→ **INSTRUCTIONS FOR THE TASK**
Copy the entries from the start through the line containing "reschedule-button[interactable]: REPROGRAMAR [925,782,1094,822]", swapping "field-label" for "form-label" and leaving everything else unchanged.
*** MATERIAL PROVIDED ***
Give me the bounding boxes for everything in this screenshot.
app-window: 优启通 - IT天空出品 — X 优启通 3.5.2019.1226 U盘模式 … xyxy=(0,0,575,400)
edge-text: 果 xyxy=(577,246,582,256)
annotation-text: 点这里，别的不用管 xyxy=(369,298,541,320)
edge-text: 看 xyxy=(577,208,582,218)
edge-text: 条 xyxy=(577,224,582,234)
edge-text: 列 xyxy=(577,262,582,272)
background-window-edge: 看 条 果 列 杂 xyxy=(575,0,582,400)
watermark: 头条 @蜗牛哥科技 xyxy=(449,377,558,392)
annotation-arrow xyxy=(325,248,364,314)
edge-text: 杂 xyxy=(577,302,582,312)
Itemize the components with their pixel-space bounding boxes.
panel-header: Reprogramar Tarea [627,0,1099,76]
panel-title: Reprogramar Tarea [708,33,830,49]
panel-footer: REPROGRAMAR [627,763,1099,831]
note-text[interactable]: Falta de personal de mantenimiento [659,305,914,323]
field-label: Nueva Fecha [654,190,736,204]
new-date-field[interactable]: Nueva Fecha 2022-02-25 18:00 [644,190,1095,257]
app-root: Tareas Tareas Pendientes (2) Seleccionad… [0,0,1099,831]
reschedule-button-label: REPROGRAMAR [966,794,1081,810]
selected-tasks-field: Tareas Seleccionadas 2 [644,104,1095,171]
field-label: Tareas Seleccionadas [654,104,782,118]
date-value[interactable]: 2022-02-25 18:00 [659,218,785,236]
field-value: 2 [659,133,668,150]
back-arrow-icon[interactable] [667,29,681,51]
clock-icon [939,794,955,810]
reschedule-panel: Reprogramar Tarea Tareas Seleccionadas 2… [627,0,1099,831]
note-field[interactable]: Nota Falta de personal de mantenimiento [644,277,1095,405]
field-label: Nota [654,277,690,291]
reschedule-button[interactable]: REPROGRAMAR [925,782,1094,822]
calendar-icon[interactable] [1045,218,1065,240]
***
→ **SOLUTION**
Give me the bounding boxes for everything in this screenshot.
app-window: 优启通 - IT天空出品 — X 优启通 3.5.2019.1226 U盘模式 … xyxy=(0,0,575,400)
edge-text: 果 xyxy=(577,246,582,256)
annotation-text: 点这里，别的不用管 xyxy=(369,298,541,320)
edge-text: 看 xyxy=(577,208,582,218)
edge-text: 条 xyxy=(577,224,582,234)
edge-text: 列 xyxy=(577,262,582,272)
background-window-edge: 看 条 果 列 杂 xyxy=(575,0,582,400)
watermark: 头条 @蜗牛哥科技 xyxy=(449,377,558,392)
annotation-arrow xyxy=(325,248,364,314)
edge-text: 杂 xyxy=(577,302,582,312)
Itemize the components with their pixel-space bounding boxes.
panel-header: Reprogramar Tarea [627,0,1099,76]
panel-title: Reprogramar Tarea [708,33,830,49]
panel-footer: REPROGRAMAR [627,763,1099,831]
note-text[interactable]: Falta de personal de mantenimiento [659,305,914,323]
form-label: Nueva Fecha [654,190,736,204]
new-date-field[interactable]: Nueva Fecha 2022-02-25 18:00 [644,190,1095,257]
app-root: Tareas Tareas Pendientes (2) Seleccionad… [0,0,1099,831]
reschedule-button-label: REPROGRAMAR [966,794,1081,810]
selected-tasks-field: Tareas Seleccionadas 2 [644,104,1095,171]
form-label: Tareas Seleccionadas [654,104,782,118]
date-value[interactable]: 2022-02-25 18:00 [659,218,785,236]
field-value: 2 [659,133,668,150]
back-arrow-icon[interactable] [667,29,681,51]
clock-icon [939,794,955,810]
reschedule-panel: Reprogramar Tarea Tareas Seleccionadas 2… [627,0,1099,831]
note-field[interactable]: Nota Falta de personal de mantenimiento [644,277,1095,405]
form-label: Nota [654,277,690,291]
reschedule-button[interactable]: REPROGRAMAR [925,782,1094,822]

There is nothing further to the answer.